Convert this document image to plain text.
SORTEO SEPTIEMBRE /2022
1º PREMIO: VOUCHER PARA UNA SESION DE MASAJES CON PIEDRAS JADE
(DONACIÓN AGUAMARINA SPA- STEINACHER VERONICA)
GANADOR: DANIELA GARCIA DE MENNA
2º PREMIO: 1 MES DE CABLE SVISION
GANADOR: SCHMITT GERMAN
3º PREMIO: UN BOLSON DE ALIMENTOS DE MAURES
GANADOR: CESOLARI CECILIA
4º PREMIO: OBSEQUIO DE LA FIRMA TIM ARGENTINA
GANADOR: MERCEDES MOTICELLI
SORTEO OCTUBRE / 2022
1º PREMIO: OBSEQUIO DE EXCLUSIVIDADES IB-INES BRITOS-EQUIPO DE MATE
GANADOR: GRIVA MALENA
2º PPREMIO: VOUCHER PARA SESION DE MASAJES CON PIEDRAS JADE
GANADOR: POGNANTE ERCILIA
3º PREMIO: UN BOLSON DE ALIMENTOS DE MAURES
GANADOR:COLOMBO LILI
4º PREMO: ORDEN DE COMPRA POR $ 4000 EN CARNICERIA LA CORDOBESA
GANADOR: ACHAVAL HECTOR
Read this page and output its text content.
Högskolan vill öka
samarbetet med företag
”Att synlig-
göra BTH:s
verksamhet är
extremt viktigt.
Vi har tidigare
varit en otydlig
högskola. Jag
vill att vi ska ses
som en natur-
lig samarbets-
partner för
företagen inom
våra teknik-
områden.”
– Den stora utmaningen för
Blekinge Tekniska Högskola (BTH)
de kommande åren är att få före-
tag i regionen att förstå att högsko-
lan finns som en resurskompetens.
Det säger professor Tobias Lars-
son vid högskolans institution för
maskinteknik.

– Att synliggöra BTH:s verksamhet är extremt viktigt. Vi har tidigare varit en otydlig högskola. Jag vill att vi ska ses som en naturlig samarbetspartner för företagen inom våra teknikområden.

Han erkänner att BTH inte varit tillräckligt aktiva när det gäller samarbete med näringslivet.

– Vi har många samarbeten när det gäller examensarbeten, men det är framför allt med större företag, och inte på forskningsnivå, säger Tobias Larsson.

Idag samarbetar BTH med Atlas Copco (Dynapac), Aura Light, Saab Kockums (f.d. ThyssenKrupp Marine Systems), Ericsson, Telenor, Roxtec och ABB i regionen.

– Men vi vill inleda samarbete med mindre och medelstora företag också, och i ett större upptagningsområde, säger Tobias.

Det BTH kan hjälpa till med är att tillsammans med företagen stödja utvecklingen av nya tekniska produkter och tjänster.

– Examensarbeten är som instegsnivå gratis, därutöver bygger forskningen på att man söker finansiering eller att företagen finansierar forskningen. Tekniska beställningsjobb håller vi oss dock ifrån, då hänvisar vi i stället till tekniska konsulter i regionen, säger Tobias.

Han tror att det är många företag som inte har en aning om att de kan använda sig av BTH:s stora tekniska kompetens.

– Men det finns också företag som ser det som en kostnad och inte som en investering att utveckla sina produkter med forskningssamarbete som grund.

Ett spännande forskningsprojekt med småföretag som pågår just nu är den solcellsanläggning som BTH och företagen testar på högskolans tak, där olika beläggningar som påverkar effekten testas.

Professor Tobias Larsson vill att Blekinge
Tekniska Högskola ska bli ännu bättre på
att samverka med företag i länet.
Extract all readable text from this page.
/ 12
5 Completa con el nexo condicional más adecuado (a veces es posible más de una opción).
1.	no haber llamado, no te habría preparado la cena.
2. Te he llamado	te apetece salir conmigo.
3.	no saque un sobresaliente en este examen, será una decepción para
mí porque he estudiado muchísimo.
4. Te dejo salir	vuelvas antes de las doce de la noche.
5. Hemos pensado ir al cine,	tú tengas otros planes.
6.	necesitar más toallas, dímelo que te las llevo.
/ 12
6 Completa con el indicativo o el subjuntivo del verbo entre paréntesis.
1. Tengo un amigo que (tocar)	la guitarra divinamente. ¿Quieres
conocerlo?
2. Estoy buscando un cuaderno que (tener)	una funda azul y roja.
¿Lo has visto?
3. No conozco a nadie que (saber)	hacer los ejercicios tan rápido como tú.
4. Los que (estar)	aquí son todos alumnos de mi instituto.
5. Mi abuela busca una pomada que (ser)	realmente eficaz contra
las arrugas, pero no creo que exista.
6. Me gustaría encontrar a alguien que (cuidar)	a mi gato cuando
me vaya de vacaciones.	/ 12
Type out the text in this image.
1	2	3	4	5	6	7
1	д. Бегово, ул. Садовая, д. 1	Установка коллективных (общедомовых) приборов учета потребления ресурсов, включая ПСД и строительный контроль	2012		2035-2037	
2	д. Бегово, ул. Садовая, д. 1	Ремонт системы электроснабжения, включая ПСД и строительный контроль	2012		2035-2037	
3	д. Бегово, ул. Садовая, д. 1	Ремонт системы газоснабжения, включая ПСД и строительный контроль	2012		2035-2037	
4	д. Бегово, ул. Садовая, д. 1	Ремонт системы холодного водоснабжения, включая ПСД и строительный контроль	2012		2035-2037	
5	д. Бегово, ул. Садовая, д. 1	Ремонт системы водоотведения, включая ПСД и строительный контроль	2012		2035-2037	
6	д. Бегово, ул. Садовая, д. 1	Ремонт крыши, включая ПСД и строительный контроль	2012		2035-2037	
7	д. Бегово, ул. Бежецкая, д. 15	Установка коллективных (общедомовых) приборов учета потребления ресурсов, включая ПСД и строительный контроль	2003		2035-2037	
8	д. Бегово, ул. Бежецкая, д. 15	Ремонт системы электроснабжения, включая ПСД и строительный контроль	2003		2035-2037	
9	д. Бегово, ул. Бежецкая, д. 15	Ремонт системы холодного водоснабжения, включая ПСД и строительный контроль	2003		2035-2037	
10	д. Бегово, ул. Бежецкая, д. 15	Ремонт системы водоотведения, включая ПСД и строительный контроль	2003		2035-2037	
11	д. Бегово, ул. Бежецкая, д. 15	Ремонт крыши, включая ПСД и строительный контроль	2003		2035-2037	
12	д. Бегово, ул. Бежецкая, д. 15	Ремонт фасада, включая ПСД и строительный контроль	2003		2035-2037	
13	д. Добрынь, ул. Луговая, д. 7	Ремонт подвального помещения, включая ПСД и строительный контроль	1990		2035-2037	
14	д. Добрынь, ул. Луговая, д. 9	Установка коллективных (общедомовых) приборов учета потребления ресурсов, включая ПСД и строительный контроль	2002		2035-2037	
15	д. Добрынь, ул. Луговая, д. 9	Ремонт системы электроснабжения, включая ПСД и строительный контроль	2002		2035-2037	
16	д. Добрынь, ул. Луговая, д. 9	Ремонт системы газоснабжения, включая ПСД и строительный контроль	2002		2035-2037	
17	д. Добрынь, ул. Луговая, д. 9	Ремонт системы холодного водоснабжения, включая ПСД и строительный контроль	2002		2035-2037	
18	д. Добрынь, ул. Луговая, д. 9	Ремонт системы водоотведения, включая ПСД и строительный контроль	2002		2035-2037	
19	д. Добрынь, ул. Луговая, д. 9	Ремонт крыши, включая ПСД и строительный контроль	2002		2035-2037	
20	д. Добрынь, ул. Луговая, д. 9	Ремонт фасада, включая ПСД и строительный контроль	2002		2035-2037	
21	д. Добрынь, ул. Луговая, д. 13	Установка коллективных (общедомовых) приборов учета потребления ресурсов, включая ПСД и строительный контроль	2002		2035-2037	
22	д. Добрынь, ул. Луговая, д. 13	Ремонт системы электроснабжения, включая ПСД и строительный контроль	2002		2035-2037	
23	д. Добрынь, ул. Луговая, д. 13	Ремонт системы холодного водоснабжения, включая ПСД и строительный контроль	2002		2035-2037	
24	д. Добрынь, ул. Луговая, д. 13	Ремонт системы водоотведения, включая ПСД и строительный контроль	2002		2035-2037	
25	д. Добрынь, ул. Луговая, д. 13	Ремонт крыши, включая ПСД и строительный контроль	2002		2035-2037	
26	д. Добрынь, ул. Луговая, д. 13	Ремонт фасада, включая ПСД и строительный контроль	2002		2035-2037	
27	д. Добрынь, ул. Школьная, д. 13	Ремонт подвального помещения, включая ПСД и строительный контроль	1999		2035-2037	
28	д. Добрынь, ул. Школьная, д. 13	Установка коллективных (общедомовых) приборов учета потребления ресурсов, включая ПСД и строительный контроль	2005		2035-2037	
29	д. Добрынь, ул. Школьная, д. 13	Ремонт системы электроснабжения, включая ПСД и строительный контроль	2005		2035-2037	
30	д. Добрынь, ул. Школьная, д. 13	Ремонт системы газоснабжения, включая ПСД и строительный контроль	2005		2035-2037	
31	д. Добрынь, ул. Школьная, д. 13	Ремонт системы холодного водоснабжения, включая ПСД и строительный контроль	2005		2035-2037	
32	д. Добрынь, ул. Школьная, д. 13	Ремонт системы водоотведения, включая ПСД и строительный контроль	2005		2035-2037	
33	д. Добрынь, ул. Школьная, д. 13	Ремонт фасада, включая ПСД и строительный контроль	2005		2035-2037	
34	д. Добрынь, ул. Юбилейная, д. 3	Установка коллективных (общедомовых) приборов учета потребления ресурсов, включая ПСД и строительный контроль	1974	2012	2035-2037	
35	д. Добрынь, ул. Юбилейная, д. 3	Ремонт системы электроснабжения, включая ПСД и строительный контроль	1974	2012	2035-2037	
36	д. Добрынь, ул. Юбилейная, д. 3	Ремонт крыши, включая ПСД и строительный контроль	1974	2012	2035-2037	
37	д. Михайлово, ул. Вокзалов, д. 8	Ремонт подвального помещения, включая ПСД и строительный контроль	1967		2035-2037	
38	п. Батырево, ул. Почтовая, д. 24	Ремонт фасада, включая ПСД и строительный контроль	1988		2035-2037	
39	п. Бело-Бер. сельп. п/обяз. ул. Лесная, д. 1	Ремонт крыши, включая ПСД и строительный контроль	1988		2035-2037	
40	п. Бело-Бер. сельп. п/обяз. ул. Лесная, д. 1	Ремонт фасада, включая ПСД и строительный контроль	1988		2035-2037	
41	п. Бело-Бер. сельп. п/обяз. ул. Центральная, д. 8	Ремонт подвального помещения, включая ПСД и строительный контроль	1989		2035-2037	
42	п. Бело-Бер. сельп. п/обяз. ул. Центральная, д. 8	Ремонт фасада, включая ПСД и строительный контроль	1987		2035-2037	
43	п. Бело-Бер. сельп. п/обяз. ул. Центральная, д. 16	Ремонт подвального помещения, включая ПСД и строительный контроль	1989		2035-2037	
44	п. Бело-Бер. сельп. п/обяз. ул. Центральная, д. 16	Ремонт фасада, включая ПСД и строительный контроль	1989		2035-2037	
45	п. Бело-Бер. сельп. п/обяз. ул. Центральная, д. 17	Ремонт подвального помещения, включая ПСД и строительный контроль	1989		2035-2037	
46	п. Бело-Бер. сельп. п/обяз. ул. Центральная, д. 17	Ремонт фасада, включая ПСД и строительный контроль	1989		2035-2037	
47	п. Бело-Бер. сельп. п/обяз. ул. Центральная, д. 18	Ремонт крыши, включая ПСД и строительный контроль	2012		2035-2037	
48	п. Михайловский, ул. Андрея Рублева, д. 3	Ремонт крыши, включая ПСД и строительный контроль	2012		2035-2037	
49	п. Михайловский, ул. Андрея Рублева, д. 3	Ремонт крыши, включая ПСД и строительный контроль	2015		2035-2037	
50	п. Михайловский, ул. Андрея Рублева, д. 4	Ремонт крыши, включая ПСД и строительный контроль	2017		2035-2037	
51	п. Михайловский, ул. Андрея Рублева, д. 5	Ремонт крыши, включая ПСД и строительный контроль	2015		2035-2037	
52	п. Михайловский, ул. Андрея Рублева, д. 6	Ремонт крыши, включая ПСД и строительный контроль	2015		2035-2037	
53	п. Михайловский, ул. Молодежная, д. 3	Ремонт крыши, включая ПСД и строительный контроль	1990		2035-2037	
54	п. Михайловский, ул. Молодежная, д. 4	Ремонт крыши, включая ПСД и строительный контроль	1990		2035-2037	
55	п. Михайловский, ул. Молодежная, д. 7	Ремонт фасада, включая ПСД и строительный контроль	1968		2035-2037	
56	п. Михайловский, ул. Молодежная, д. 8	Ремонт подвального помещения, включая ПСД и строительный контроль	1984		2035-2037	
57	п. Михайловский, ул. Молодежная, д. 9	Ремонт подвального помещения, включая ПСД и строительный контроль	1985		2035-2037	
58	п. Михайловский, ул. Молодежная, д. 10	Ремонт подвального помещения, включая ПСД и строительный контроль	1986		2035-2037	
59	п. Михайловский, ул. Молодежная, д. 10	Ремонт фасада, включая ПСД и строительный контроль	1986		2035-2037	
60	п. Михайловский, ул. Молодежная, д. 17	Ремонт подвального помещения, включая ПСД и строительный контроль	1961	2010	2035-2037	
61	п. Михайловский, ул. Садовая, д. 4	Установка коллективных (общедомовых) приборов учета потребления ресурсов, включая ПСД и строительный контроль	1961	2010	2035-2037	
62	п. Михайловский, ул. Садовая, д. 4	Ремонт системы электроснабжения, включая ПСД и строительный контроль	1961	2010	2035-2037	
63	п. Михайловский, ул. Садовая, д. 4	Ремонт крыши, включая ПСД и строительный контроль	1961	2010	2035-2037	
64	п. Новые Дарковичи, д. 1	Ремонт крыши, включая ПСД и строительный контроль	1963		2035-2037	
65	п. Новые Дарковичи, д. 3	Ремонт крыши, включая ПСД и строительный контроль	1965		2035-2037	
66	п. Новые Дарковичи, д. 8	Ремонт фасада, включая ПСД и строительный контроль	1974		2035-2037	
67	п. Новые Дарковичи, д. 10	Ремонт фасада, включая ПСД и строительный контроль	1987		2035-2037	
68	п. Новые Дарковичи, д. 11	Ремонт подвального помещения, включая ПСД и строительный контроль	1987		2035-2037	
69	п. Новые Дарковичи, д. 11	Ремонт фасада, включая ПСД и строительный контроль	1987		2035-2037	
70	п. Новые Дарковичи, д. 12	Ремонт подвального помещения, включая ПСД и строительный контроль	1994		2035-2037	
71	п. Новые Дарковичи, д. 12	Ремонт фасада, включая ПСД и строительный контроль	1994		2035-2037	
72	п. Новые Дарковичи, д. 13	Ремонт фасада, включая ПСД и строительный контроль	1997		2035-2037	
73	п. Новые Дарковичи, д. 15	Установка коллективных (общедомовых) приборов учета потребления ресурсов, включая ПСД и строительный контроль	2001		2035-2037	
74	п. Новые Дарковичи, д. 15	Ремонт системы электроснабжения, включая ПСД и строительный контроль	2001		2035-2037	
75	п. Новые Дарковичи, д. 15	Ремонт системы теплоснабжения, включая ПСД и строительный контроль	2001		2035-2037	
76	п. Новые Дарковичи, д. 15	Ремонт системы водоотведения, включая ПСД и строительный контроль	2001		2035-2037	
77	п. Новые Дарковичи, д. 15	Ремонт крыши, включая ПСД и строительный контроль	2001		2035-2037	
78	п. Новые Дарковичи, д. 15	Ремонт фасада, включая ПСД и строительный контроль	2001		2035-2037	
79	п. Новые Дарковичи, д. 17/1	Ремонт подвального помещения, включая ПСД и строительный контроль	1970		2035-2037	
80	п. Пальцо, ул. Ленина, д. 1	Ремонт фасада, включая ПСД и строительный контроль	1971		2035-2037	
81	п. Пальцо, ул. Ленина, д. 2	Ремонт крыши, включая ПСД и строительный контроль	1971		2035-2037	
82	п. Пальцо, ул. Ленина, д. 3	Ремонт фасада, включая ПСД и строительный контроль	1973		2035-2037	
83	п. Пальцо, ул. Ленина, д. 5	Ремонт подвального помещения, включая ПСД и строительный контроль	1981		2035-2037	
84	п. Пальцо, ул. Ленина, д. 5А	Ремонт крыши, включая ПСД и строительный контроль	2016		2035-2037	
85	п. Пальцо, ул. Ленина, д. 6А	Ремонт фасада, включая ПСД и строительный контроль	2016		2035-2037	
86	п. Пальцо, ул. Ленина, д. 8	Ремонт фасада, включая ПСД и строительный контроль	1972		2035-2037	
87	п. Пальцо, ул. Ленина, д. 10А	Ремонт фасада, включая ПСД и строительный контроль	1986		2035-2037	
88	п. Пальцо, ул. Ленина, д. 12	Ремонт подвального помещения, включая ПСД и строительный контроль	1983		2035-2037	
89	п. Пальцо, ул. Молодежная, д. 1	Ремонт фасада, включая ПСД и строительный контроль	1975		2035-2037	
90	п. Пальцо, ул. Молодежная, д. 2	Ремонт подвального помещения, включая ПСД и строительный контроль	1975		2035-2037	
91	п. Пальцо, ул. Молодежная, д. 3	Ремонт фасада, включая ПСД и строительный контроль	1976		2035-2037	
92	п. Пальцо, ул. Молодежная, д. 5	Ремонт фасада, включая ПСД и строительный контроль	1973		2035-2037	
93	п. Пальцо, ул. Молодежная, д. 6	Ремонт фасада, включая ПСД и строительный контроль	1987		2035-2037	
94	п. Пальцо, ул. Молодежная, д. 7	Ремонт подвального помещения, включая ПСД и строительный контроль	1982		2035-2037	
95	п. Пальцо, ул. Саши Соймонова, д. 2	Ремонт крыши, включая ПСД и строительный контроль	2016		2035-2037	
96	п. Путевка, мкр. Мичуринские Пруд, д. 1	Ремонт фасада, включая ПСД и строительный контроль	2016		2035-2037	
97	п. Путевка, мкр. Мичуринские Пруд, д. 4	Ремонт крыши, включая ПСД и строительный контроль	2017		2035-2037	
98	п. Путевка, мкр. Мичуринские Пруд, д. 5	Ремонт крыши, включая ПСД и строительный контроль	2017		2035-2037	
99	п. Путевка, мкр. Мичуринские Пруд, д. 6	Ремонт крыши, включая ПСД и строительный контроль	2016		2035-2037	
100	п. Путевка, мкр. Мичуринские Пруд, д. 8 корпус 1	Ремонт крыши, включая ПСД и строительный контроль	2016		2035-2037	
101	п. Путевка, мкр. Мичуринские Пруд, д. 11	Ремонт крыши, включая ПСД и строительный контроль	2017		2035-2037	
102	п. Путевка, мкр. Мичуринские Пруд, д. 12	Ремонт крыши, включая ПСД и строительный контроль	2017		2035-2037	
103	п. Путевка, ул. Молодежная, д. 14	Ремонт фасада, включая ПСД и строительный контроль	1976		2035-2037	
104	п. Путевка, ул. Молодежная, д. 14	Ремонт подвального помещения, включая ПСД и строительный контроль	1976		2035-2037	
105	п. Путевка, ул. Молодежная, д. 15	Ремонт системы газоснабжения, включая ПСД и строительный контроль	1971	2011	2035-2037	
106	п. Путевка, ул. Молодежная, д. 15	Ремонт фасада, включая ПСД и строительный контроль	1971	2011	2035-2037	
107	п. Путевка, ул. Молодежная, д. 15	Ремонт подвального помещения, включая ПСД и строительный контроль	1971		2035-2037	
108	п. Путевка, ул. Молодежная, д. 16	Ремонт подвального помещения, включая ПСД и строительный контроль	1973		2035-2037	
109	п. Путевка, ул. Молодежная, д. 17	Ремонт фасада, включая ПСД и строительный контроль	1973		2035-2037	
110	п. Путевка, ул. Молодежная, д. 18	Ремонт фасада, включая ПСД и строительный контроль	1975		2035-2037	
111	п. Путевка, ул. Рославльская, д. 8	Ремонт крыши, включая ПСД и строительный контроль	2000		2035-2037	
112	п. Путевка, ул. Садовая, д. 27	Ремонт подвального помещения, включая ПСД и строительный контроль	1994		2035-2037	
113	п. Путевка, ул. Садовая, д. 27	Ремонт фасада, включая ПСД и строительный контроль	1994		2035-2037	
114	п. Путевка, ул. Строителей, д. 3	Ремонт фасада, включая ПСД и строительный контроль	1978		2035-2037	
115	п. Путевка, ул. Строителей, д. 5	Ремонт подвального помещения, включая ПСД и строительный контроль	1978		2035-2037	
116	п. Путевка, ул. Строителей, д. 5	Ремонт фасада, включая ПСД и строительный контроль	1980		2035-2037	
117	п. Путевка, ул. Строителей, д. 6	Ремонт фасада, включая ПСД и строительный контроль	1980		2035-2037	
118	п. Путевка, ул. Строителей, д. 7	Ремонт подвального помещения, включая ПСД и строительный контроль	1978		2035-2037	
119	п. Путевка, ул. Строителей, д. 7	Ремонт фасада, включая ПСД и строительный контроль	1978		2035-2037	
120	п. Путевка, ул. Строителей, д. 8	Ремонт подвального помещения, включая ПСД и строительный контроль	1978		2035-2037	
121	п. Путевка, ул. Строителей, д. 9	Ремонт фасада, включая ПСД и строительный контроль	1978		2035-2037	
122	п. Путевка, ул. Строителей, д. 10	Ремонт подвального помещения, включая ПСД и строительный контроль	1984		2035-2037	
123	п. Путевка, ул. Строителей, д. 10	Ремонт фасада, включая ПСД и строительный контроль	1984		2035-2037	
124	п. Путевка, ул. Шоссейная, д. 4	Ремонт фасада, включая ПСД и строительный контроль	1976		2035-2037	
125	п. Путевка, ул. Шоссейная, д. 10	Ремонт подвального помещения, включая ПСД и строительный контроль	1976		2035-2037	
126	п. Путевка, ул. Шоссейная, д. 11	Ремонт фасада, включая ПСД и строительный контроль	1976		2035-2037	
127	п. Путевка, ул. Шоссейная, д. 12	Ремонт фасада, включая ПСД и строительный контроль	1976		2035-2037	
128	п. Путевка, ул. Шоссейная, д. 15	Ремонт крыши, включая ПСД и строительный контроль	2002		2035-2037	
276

--

WORK TO DO — Looking at the entries above, state how many lines contain "större"; give the number alone.

FINISHED TASK — 2